--- start ---

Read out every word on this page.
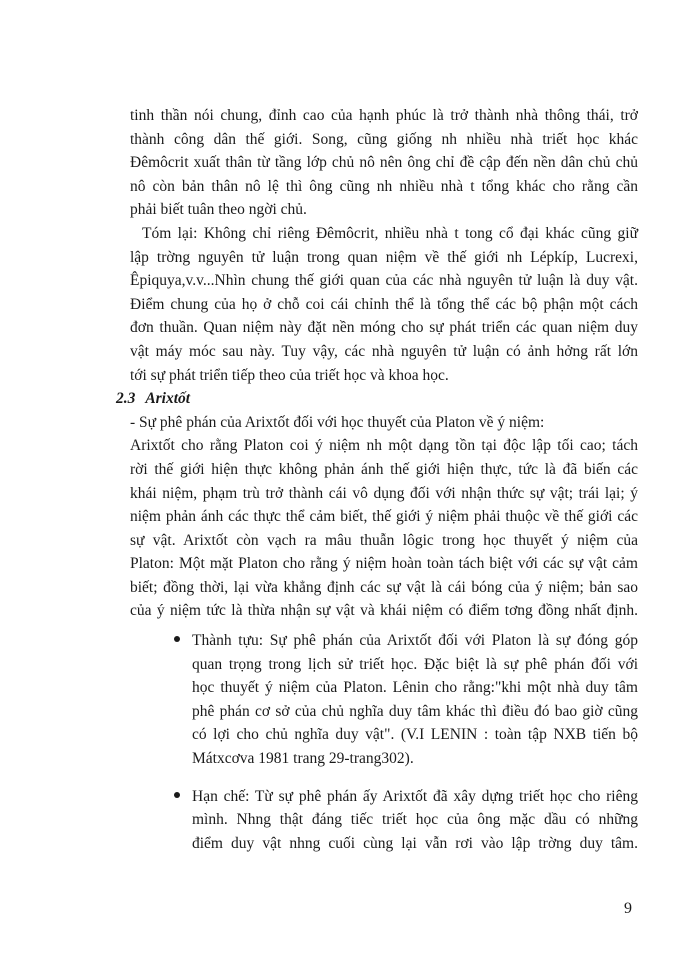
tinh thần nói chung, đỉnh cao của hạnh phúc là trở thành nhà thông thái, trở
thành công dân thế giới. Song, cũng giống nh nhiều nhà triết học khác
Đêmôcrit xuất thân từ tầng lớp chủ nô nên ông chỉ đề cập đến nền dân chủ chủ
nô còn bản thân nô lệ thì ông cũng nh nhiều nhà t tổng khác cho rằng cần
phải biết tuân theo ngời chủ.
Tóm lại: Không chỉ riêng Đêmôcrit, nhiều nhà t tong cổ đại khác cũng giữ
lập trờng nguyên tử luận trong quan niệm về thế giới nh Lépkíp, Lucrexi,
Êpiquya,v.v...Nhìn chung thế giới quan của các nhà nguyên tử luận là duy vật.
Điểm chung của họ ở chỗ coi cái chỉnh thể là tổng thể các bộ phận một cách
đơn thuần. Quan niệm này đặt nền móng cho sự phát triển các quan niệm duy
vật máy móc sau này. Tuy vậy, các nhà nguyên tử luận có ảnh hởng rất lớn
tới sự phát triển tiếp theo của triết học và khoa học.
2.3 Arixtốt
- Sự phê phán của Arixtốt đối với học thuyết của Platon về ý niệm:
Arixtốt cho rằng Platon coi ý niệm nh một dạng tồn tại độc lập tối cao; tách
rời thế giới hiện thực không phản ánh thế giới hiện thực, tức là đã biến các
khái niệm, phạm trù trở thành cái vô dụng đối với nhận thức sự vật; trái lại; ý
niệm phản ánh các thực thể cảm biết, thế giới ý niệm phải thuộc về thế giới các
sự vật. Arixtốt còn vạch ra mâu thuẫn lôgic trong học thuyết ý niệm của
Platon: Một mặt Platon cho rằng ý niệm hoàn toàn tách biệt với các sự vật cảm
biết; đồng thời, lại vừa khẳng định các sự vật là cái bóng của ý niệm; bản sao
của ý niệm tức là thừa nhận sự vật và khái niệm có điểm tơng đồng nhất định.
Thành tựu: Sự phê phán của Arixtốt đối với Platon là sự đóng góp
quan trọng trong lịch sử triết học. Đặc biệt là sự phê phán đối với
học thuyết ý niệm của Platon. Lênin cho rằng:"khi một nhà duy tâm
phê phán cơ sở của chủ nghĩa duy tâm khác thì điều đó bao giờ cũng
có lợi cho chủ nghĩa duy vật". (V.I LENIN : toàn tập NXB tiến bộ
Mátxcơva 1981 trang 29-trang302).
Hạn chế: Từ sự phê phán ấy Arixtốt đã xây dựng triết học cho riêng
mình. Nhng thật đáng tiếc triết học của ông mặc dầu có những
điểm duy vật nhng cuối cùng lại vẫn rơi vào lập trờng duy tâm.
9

--- end ---
--- start ---

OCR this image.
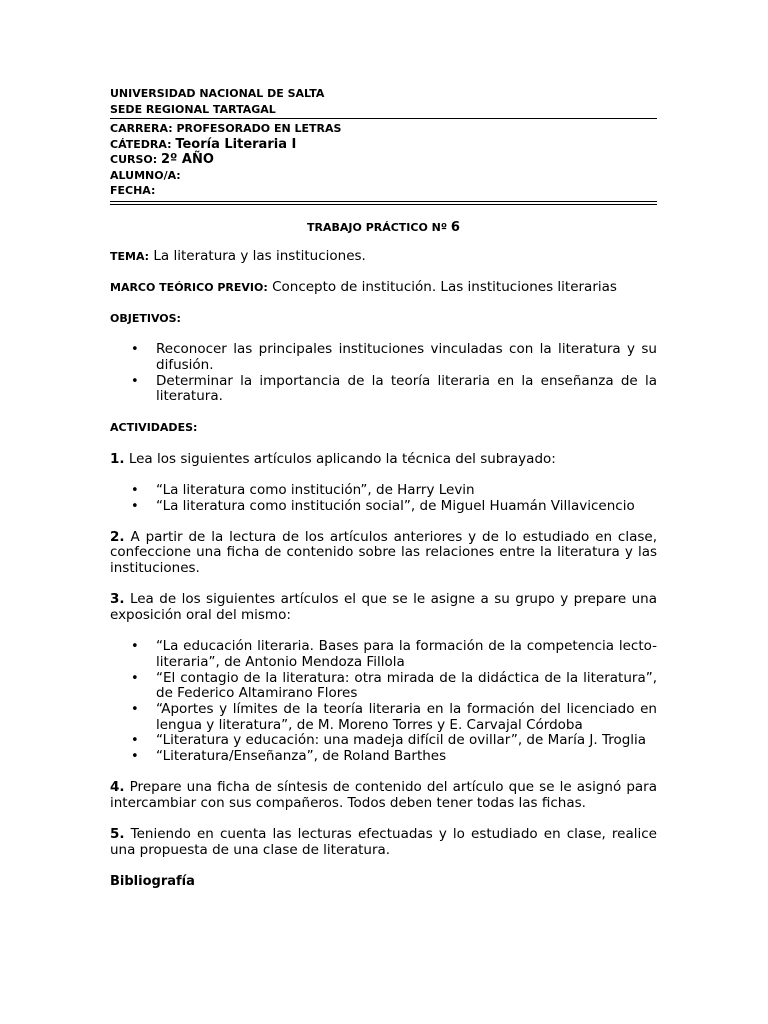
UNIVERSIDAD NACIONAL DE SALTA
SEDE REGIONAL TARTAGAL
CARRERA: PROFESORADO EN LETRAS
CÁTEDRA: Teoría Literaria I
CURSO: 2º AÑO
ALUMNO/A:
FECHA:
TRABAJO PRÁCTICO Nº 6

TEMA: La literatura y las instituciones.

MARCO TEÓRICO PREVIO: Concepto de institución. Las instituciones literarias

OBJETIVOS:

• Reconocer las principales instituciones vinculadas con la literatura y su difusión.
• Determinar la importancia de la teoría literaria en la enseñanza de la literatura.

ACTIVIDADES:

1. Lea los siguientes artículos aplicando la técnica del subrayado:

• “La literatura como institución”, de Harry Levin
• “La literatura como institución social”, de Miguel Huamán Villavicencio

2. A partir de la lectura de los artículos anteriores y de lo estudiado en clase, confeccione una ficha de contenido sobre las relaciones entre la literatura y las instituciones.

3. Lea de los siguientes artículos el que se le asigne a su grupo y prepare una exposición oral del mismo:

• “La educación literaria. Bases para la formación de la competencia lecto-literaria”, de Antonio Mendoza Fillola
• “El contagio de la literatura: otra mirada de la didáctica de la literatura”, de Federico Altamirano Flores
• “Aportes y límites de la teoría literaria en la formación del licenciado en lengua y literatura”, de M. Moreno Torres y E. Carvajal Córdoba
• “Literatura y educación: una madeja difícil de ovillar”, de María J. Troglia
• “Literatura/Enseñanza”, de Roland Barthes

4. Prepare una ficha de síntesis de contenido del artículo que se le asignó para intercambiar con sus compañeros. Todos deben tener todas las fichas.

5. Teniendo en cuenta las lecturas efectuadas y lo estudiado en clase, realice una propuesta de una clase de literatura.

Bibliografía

--- end ---
--- start ---

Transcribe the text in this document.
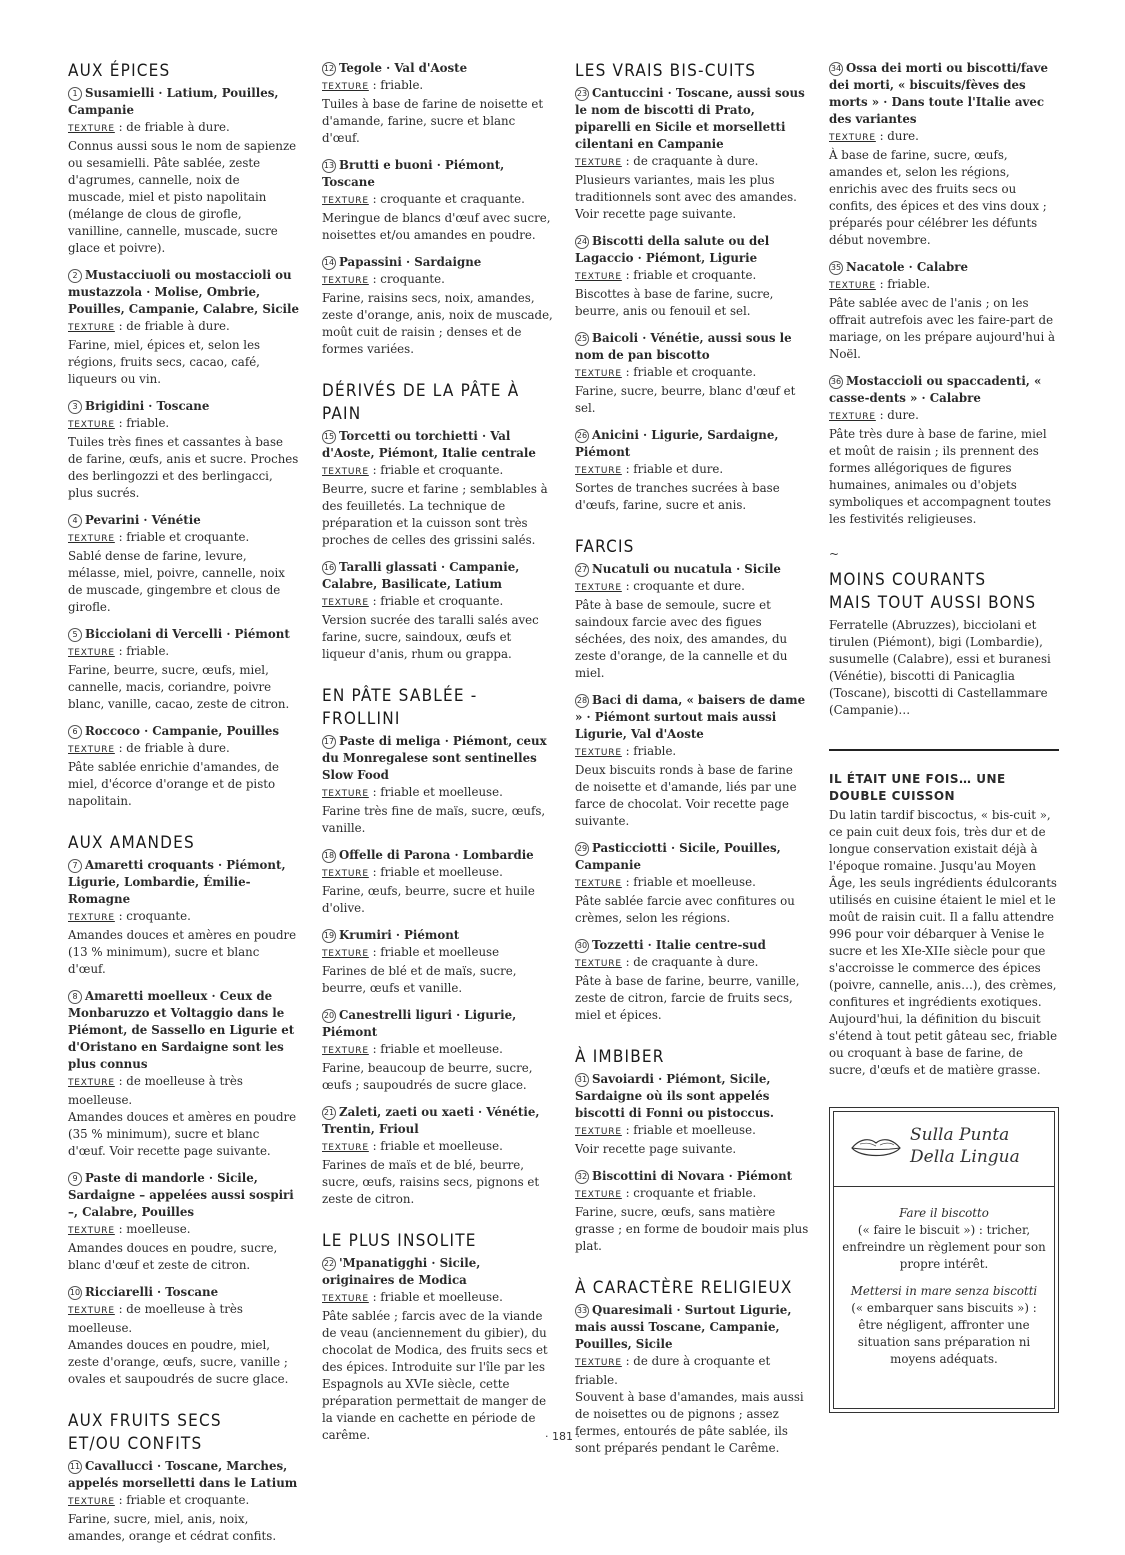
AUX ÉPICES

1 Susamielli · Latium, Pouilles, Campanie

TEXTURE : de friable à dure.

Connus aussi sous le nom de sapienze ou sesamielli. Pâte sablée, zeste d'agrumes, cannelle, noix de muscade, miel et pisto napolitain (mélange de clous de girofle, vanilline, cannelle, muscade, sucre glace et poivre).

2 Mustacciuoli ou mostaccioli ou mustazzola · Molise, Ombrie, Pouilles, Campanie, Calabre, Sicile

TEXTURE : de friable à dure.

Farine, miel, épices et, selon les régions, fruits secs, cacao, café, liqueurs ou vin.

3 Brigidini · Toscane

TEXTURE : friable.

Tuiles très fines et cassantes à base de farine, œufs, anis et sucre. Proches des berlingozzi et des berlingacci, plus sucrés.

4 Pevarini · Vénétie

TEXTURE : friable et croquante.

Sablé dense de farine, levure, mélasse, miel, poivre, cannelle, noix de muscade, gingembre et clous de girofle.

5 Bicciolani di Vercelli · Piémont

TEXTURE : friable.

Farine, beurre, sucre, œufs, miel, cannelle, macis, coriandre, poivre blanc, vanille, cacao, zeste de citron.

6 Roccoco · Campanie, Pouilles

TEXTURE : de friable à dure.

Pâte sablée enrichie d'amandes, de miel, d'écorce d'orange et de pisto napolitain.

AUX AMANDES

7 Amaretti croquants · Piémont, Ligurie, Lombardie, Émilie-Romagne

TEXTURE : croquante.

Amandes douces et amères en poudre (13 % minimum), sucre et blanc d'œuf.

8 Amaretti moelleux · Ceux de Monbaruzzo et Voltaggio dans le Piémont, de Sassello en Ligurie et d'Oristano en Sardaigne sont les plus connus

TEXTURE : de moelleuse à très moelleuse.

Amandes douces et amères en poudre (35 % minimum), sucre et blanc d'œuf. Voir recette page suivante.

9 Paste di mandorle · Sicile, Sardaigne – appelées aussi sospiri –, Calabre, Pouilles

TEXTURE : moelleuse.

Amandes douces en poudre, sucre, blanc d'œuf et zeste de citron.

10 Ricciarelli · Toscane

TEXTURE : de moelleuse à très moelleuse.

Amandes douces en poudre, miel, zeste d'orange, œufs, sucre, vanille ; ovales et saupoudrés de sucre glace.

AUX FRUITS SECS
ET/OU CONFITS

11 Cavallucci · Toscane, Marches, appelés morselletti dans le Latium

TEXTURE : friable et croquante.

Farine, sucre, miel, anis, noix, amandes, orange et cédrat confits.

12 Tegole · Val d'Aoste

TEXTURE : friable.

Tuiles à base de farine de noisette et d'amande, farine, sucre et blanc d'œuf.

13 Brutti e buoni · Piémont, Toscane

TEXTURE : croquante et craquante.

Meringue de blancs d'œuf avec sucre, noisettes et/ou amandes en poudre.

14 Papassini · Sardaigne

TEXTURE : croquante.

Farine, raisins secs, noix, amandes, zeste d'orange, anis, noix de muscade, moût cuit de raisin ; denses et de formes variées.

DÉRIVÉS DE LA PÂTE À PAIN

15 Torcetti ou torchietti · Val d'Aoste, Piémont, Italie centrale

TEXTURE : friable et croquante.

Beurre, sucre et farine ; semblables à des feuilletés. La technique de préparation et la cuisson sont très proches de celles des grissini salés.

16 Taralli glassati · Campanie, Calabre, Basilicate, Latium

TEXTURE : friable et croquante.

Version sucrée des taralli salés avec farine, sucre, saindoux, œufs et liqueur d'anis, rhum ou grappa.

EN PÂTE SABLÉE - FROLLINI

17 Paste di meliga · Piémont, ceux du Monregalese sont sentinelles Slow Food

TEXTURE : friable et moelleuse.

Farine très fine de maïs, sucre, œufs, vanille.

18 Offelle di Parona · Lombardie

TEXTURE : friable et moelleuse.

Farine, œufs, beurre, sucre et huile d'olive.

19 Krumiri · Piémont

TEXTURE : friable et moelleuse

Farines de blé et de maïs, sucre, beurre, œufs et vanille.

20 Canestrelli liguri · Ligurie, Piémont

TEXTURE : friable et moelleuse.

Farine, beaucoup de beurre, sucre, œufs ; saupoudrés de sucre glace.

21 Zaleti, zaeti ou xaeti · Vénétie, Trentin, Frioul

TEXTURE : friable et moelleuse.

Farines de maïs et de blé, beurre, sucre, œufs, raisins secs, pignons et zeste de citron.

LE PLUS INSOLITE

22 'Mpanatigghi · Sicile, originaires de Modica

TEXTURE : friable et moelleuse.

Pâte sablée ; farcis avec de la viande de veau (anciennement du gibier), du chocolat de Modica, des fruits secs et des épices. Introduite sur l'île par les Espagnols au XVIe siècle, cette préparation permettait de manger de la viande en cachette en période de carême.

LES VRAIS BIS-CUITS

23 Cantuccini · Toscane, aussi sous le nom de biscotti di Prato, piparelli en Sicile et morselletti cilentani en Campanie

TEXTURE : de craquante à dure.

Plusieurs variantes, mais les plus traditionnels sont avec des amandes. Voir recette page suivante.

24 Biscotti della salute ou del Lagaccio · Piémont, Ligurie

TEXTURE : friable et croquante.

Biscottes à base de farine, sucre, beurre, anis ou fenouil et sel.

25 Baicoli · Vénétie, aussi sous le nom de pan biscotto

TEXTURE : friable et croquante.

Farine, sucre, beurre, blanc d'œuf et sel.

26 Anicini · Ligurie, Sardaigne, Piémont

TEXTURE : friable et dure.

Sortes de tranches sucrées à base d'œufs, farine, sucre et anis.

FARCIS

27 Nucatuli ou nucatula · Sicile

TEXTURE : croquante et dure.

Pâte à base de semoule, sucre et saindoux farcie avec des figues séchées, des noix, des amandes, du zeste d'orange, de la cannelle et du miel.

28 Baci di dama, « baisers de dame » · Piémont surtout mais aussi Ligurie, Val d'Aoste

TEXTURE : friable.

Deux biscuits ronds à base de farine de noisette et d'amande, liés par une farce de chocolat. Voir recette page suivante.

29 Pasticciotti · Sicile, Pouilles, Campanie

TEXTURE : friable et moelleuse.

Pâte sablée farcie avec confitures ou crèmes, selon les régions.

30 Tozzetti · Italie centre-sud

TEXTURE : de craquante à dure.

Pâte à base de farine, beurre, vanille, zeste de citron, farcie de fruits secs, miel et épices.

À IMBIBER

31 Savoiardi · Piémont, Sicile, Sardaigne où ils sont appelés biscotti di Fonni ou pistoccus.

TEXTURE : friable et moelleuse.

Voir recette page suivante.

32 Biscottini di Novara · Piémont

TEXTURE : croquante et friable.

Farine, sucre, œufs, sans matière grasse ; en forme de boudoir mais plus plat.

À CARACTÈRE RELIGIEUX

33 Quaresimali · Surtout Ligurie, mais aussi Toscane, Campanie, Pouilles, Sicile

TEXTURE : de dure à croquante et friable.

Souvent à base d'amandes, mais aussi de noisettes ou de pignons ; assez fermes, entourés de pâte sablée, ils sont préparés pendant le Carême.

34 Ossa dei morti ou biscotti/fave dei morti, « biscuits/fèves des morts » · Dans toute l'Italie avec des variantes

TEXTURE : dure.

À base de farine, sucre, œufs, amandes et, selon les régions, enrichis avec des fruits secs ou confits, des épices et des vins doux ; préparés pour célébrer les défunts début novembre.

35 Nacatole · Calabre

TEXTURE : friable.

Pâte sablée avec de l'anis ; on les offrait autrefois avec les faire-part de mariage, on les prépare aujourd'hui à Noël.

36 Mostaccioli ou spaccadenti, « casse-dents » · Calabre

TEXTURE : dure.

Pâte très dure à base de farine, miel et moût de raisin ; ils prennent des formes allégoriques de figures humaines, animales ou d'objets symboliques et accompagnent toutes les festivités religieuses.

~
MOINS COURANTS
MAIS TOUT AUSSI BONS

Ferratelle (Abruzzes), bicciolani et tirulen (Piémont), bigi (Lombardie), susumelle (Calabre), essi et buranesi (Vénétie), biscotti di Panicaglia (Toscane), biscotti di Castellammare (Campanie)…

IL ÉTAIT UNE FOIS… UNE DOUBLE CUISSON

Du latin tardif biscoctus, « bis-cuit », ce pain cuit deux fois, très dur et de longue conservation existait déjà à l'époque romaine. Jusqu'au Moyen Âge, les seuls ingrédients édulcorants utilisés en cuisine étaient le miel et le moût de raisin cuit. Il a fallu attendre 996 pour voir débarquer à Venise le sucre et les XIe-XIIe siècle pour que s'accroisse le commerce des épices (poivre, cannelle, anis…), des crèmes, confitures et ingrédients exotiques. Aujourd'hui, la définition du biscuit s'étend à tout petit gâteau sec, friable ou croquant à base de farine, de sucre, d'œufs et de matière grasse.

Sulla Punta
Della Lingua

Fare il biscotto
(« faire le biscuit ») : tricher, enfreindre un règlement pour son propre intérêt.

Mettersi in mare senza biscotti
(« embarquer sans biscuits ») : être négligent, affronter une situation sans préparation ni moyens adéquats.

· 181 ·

--- end ---

* [TO DO] Locate the word "Paste" in the records above, and return each line that has it.

* [WRITTEN RESPONSE]
9 Paste di mandorle · Sicile, Sardaigne – appelées aussi sospiri –, Calabre, Pouilles
17 Paste di meliga · Piémont, ceux du Monregalese sont sentinelles Slow Food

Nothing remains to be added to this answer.